= Exercise details =
Reproduce all of the listing below without alteration.

= Figure content listings =
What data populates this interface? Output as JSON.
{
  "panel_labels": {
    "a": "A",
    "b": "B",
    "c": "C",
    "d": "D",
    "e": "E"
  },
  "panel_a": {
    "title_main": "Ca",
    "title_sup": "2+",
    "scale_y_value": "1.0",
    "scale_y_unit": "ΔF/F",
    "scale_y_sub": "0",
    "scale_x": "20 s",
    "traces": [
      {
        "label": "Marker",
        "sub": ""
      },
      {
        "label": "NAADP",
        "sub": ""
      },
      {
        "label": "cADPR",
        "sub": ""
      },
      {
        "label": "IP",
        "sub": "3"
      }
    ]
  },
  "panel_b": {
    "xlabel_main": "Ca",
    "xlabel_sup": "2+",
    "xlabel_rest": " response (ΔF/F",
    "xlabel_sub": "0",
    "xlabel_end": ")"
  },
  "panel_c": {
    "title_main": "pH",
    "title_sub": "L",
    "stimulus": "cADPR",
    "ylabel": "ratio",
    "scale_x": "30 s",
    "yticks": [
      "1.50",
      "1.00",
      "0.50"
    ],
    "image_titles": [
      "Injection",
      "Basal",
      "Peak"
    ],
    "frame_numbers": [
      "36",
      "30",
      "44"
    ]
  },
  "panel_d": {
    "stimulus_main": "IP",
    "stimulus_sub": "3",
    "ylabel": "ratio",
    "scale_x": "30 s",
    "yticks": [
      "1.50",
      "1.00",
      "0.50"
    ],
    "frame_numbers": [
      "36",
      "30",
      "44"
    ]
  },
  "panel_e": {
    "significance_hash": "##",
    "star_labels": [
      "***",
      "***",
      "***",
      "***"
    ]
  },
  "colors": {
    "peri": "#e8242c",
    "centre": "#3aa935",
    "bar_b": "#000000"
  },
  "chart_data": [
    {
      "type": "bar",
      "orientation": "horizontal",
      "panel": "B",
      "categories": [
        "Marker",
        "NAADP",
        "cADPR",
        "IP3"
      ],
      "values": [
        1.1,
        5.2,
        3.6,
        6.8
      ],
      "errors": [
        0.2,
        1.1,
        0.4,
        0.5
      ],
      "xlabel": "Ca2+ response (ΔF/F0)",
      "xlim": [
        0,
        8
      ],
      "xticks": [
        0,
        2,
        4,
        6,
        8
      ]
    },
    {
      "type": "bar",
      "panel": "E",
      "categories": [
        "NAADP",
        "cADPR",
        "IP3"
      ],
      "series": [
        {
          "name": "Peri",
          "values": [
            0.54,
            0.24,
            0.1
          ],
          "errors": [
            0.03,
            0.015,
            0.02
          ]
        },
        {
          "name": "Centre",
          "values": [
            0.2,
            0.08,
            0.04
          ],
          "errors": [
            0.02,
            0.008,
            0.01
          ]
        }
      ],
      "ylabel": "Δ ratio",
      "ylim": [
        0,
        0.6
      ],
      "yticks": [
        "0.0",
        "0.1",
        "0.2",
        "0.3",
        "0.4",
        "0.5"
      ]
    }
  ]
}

= Result of the task =
What data populates this interface? Output as JSON.
{
  "panel_labels": {
    "a": "A",
    "b": "B",
    "c": "C",
    "d": "D",
    "e": "E"
  },
  "panel_a": {
    "title_main": "Ca",
    "title_sup": "2+",
    "scale_y_value": "1.0",
    "scale_y_unit": "ΔF/F",
    "scale_y_sub": "0",
    "scale_x": "20 s",
    "traces": [
      {
        "label": "Marker",
        "sub": ""
      },
      {
        "label": "NAADP",
        "sub": ""
      },
      {
        "label": "cADPR",
        "sub": ""
      },
      {
        "label": "IP",
        "sub": "3"
      }
    ]
  },
  "panel_b": {
    "xlabel_main": "Ca",
    "xlabel_sup": "2+",
    "xlabel_rest": " response (ΔF/F",
    "xlabel_sub": "0",
    "xlabel_end": ")"
  },
  "panel_c": {
    "title_main": "pH",
    "title_sub": "L",
    "stimulus": "cADPR",
    "ylabel": "ratio",
    "scale_x": "30 s",
    "yticks": [
      "1.50",
      "1.00",
      "0.50"
    ],
    "image_titles": [
      "Injection",
      "Basal",
      "Peak"
    ],
    "frame_numbers": [
      "36",
      "30",
      "44"
    ]
  },
  "panel_d": {
    "stimulus_main": "IP",
    "stimulus_sub": "3",
    "ylabel": "ratio",
    "scale_x": "30 s",
    "yticks": [
      "1.50",
      "1.00",
      "0.50"
    ],
    "frame_numbers": [
      "36",
      "30",
      "44"
    ]
  },
  "panel_e": {
    "significance_hash": "##",
    "star_labels": [
      "***",
      "***",
      "***",
      "***"
    ]
  },
  "colors": {
    "peri": "#e8242c",
    "centre": "#3aa935",
    "bar_b": "#000000"
  },
  "chart_data": [
    {
      "type": "bar",
      "orientation": "horizontal",
      "panel": "B",
      "categories": [
        "Marker",
        "NAADP",
        "cADPR",
        "IP3"
      ],
      "values": [
        1.1,
        5.2,
        3.6,
        6.8
      ],
      "errors": [
        0.2,
        1.1,
        0.4,
        0.5
      ],
      "xlabel": "Ca2+ response (ΔF/F0)",
      "xlim": [
        0,
        8
      ],
      "xticks": [
        0,
        2,
        4,
        6,
        8
      ]
    },
    {
      "type": "bar",
      "panel": "E",
      "categories": [
        "NAADP",
        "cADPR",
        "IP3"
      ],
      "series": [
        {
          "name": "Peri",
          "values": [
            0.54,
            0.24,
            0.1
          ],
          "errors": [
            0.03,
            0.015,
            0.02
          ]
        },
        {
          "name": "Centre",
          "values": [
            0.2,
            0.08,
            0.04
          ],
          "errors": [
            0.02,
            0.008,
            0.01
          ]
        }
      ],
      "ylabel": "Δ ratio",
      "ylim": [
        0,
        0.6
      ],
      "yticks": [
        "0.0",
        "0.1",
        "0.2",
        "0.3",
        "0.4",
        "0.5"
      ]
    }
  ]
}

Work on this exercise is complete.